■ **Excerpt to read**
As for not having a breastfeeding group due to class, please name and shame, i was trained as a peer supporter in Newcastle and all sorts of mums came to our group, i'm pretty disgusted that they wont offer support, its far more useful than bullying midwives in my experience.

ArseHolio · 12/07/2010 19:22

"I really dont think it can be put down to class, more what your mamma did"

T recon there is a lot of truth in that.

Ineedsomesleep · 12/07/2010 19:22

I'm pretty far from being Middle Class and I bf both of mine.

gingercat12 · 12/07/2010 19:35

I think it is to do with having to go back to work as well. If you are middle class, you can probably afford to stay at home and spend your time at breastfeeding classes. If you are not quite middle class, you probably have to look for a job / find a job / clean the house, etc.

[Stored data]
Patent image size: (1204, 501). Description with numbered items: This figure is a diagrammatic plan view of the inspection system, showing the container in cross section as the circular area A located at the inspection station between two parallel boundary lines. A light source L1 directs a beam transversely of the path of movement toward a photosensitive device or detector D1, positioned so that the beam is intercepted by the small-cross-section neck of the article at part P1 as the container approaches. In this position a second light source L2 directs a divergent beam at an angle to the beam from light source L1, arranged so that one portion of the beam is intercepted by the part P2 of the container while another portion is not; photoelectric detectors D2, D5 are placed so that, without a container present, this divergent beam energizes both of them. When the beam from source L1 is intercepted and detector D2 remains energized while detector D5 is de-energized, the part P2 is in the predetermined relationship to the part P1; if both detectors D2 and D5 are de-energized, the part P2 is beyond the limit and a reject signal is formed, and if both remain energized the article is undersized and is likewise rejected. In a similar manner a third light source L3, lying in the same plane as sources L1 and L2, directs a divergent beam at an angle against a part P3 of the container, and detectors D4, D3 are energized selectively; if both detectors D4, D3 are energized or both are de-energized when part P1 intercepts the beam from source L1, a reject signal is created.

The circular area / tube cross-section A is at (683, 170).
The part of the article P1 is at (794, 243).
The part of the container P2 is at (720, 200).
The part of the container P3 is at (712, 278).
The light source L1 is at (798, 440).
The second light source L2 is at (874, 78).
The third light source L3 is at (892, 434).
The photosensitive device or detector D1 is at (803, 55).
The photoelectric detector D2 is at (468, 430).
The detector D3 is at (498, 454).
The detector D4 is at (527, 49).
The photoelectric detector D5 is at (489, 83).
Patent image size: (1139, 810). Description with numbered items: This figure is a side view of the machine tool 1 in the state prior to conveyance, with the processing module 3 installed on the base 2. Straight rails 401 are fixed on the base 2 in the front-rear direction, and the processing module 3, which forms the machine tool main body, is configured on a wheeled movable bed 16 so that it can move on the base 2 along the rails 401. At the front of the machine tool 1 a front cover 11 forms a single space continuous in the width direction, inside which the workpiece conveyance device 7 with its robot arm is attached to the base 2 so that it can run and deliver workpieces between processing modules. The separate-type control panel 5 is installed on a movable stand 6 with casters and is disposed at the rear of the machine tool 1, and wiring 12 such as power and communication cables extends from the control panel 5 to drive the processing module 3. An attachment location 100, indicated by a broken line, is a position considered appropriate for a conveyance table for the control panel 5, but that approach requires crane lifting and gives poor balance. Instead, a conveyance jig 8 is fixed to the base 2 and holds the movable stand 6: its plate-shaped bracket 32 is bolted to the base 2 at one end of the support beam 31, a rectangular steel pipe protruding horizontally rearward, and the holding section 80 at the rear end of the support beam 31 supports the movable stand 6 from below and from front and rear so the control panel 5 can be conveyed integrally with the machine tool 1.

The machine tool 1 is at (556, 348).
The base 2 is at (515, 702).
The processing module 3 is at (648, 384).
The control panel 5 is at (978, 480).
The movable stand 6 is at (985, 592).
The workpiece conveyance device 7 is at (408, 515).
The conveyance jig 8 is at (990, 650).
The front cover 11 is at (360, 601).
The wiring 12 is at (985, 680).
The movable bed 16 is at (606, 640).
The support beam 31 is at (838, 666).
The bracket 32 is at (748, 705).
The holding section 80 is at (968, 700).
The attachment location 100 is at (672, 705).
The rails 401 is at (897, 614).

■ **Exercise details**
Reproduce the stretch of the breastfeeding discussion from "Ineedsomesleep · 12/07/2010" through "the house, etc.", word for word.

■ **Response to this task**
Ineedsomesleep · 12/07/2010 19:22

I'm pretty far from being Middle Class and I bf both of mine.

gingercat12 · 12/07/2010 19:35

I think it is to do with having to go back to work as well. If you are middle class, you can probably afford to stay at home and spend your time at breastfeeding classes. If you are not quite middle class, you probably have to look for a job / find a job / clean the house, etc.